▸ PROBLEM:
Below are some entries. Output each one exactly as it appears.

Source data:
* begin *

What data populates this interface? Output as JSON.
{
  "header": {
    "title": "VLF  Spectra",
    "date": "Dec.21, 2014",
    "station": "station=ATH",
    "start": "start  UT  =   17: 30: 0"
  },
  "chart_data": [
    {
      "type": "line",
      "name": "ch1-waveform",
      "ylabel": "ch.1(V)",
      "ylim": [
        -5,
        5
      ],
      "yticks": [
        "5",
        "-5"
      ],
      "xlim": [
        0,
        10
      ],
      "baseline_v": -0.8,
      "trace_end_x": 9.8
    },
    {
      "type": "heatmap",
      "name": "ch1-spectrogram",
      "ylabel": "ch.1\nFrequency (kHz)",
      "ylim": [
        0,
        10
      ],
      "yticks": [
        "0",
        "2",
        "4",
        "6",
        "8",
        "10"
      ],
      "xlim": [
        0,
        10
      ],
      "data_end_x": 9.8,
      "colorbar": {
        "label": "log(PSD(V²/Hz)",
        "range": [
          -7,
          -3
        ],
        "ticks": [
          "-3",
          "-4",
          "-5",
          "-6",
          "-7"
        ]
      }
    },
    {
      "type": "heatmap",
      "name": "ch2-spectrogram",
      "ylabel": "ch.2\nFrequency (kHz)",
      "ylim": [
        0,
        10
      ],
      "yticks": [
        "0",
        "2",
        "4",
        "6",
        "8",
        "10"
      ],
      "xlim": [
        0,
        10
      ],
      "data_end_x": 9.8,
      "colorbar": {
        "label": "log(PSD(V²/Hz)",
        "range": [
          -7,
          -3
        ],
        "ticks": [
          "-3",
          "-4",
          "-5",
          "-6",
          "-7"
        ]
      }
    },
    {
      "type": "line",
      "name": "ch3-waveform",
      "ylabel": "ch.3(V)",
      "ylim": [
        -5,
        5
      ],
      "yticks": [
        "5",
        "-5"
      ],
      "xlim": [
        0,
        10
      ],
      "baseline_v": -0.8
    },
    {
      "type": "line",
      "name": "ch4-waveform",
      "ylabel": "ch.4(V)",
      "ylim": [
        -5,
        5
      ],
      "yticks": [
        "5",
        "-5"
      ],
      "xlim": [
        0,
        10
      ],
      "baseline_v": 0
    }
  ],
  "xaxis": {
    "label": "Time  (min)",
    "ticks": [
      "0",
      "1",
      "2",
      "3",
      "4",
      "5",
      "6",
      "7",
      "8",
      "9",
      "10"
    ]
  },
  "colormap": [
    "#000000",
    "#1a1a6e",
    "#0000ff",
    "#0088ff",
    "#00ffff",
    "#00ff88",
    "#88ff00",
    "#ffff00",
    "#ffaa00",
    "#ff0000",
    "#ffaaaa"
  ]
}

* end *

▸ EXERCISE RESPONSE:
What data populates this interface? Output as JSON.
{
  "header": {
    "title": "VLF  Spectra",
    "date": "Dec.21, 2014",
    "station": "station=ATH",
    "start": "start  UT  =   17: 30: 0"
  },
  "chart_data": [
    {
      "type": "line",
      "name": "ch1-waveform",
      "ylabel": "ch.1(V)",
      "ylim": [
        -5,
        5
      ],
      "yticks": [
        "5",
        "-5"
      ],
      "xlim": [
        0,
        10
      ],
      "baseline_v": -0.8,
      "trace_end_x": 9.8
    },
    {
      "type": "heatmap",
      "name": "ch1-spectrogram",
      "ylabel": "ch.1\nFrequency (kHz)",
      "ylim": [
        0,
        10
      ],
      "yticks": [
        "0",
        "2",
        "4",
        "6",
        "8",
        "10"
      ],
      "xlim": [
        0,
        10
      ],
      "data_end_x": 9.8,
      "colorbar": {
        "label": "log(PSD(V²/Hz)",
        "range": [
          -7,
          -3
        ],
        "ticks": [
          "-3",
          "-4",
          "-5",
          "-6",
          "-7"
        ]
      }
    },
    {
      "type": "heatmap",
      "name": "ch2-spectrogram",
      "ylabel": "ch.2\nFrequency (kHz)",
      "ylim": [
        0,
        10
      ],
      "yticks": [
        "0",
        "2",
        "4",
        "6",
        "8",
        "10"
      ],
      "xlim": [
        0,
        10
      ],
      "data_end_x": 9.8,
      "colorbar": {
        "label": "log(PSD(V²/Hz)",
        "range": [
          -7,
          -3
        ],
        "ticks": [
          "-3",
          "-4",
          "-5",
          "-6",
          "-7"
        ]
      }
    },
    {
      "type": "line",
      "name": "ch3-waveform",
      "ylabel": "ch.3(V)",
      "ylim": [
        -5,
        5
      ],
      "yticks": [
        "5",
        "-5"
      ],
      "xlim": [
        0,
        10
      ],
      "baseline_v": -0.8
    },
    {
      "type": "line",
      "name": "ch4-waveform",
      "ylabel": "ch.4(V)",
      "ylim": [
        -5,
        5
      ],
      "yticks": [
        "5",
        "-5"
      ],
      "xlim": [
        0,
        10
      ],
      "baseline_v": 0
    }
  ],
  "xaxis": {
    "label": "Time  (min)",
    "ticks": [
      "0",
      "1",
      "2",
      "3",
      "4",
      "5",
      "6",
      "7",
      "8",
      "9",
      "10"
    ]
  },
  "colormap": [
    "#000000",
    "#1a1a6e",
    "#0000ff",
    "#0088ff",
    "#00ffff",
    "#00ff88",
    "#88ff00",
    "#ffff00",
    "#ffaa00",
    "#ff0000",
    "#ffaaaa"
  ]
}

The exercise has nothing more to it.